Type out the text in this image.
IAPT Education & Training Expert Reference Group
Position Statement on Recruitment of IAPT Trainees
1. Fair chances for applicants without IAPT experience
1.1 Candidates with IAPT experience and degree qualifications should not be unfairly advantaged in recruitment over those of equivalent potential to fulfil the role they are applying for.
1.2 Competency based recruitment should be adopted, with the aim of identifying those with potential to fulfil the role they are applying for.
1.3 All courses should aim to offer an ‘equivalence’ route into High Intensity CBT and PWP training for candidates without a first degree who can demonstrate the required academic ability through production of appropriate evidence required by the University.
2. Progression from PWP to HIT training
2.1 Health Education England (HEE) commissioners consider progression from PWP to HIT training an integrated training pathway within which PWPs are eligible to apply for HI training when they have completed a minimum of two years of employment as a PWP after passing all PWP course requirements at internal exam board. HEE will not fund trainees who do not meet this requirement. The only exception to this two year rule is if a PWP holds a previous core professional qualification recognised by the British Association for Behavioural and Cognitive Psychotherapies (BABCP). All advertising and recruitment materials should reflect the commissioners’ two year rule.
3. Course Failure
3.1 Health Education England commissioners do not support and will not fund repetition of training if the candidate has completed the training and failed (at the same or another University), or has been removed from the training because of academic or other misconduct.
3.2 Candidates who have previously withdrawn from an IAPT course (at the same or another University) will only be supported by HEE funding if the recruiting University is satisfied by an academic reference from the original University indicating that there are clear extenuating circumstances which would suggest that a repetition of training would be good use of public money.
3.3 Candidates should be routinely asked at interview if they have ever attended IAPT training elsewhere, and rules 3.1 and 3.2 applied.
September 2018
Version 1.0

┄┄┄┄┄┄┄┄┄┄┄┄┄┄┄┄┄┄┄┄

Return all of the above records exactly, leaving no line out.

» TASK RESPONSE
Type out the text in this image.
IAPT Education & Training Expert Reference Group
Position Statement on Recruitment of IAPT Trainees
1. Fair chances for applicants without IAPT experience
1.1 Candidates with IAPT experience and degree qualifications should not be unfairly advantaged in recruitment over those of equivalent potential to fulfil the role they are applying for.
1.2 Competency based recruitment should be adopted, with the aim of identifying those with potential to fulfil the role they are applying for.
1.3 All courses should aim to offer an ‘equivalence’ route into High Intensity CBT and PWP training for candidates without a first degree who can demonstrate the required academic ability through production of appropriate evidence required by the University.
2. Progression from PWP to HIT training
2.1 Health Education England (HEE) commissioners consider progression from PWP to HIT training an integrated training pathway within which PWPs are eligible to apply for HI training when they have completed a minimum of two years of employment as a PWP after passing all PWP course requirements at internal exam board. HEE will not fund trainees who do not meet this requirement. The only exception to this two year rule is if a PWP holds a previous core professional qualification recognised by the British Association for Behavioural and Cognitive Psychotherapies (BABCP). All advertising and recruitment materials should reflect the commissioners’ two year rule.
3. Course Failure
3.1 Health Education England commissioners do not support and will not fund repetition of training if the candidate has completed the training and failed (at the same or another University), or has been removed from the training because of academic or other misconduct.
3.2 Candidates who have previously withdrawn from an IAPT course (at the same or another University) will only be supported by HEE funding if the recruiting University is satisfied by an academic reference from the original University indicating that there are clear extenuating circumstances which would suggest that a repetition of training would be good use of public money.
3.3 Candidates should be routinely asked at interview if they have ever attended IAPT training elsewhere, and rules 3.1 and 3.2 applied.
September 2018
Version 1.0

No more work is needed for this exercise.